**Direction:**
Please transcribe the data below exactly. Leave the pictures out.

───── Extracted entries

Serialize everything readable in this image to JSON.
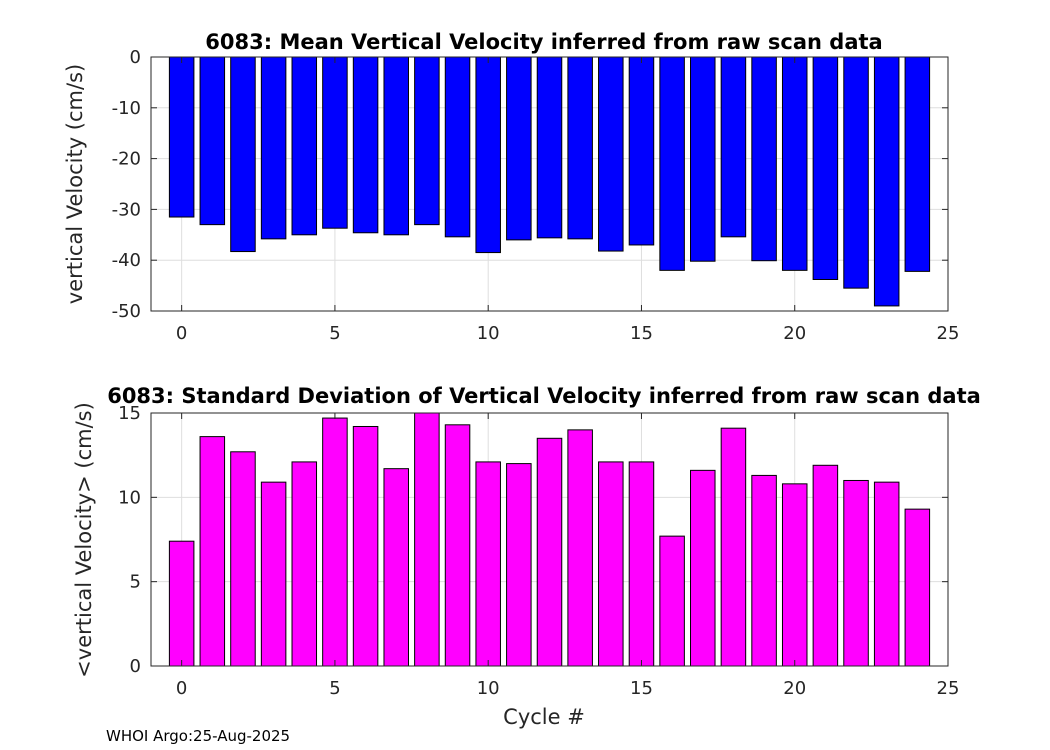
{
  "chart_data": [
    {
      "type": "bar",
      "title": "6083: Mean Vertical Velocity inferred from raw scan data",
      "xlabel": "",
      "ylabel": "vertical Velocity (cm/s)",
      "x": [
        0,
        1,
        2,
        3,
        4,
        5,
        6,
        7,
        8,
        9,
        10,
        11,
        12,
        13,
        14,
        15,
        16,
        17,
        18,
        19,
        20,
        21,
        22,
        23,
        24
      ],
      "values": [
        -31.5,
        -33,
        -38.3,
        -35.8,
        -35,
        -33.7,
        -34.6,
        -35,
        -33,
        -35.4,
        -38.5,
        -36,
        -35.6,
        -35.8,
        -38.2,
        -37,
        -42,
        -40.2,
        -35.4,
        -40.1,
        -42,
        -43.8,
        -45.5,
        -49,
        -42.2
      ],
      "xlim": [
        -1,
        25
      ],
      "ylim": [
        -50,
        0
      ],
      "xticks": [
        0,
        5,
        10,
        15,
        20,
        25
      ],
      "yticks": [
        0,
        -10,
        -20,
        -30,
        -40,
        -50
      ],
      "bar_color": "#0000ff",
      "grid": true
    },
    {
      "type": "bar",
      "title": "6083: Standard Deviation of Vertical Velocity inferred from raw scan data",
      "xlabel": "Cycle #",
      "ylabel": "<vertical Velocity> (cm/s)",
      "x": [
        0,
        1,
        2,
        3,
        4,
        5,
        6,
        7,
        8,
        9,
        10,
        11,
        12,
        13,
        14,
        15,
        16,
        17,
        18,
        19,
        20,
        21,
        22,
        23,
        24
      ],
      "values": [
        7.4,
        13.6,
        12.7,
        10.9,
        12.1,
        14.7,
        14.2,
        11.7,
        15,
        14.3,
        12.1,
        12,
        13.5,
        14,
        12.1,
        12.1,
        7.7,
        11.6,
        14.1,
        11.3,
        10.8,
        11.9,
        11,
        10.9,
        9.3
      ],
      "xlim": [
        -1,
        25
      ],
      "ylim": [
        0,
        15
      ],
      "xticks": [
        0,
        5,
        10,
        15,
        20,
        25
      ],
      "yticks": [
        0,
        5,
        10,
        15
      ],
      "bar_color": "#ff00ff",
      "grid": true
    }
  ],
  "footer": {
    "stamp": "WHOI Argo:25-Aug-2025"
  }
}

──────────

**Final result:**
Serialize everything readable in this image to JSON.
{
  "chart_data": [
    {
      "type": "bar",
      "title": "6083: Mean Vertical Velocity inferred from raw scan data",
      "xlabel": "",
      "ylabel": "vertical Velocity (cm/s)",
      "x": [
        0,
        1,
        2,
        3,
        4,
        5,
        6,
        7,
        8,
        9,
        10,
        11,
        12,
        13,
        14,
        15,
        16,
        17,
        18,
        19,
        20,
        21,
        22,
        23,
        24
      ],
      "values": [
        -31.5,
        -33,
        -38.3,
        -35.8,
        -35,
        -33.7,
        -34.6,
        -35,
        -33,
        -35.4,
        -38.5,
        -36,
        -35.6,
        -35.8,
        -38.2,
        -37,
        -42,
        -40.2,
        -35.4,
        -40.1,
        -42,
        -43.8,
        -45.5,
        -49,
        -42.2
      ],
      "xlim": [
        -1,
        25
      ],
      "ylim": [
        -50,
        0
      ],
      "xticks": [
        0,
        5,
        10,
        15,
        20,
        25
      ],
      "yticks": [
        0,
        -10,
        -20,
        -30,
        -40,
        -50
      ],
      "bar_color": "#0000ff",
      "grid": true
    },
    {
      "type": "bar",
      "title": "6083: Standard Deviation of Vertical Velocity inferred from raw scan data",
      "xlabel": "Cycle #",
      "ylabel": "<vertical Velocity> (cm/s)",
      "x": [
        0,
        1,
        2,
        3,
        4,
        5,
        6,
        7,
        8,
        9,
        10,
        11,
        12,
        13,
        14,
        15,
        16,
        17,
        18,
        19,
        20,
        21,
        22,
        23,
        24
      ],
      "values": [
        7.4,
        13.6,
        12.7,
        10.9,
        12.1,
        14.7,
        14.2,
        11.7,
        15,
        14.3,
        12.1,
        12,
        13.5,
        14,
        12.1,
        12.1,
        7.7,
        11.6,
        14.1,
        11.3,
        10.8,
        11.9,
        11,
        10.9,
        9.3
      ],
      "xlim": [
        -1,
        25
      ],
      "ylim": [
        0,
        15
      ],
      "xticks": [
        0,
        5,
        10,
        15,
        20,
        25
      ],
      "yticks": [
        0,
        5,
        10,
        15
      ],
      "bar_color": "#ff00ff",
      "grid": true
    }
  ],
  "footer": {
    "stamp": "WHOI Argo:25-Aug-2025"
  }
}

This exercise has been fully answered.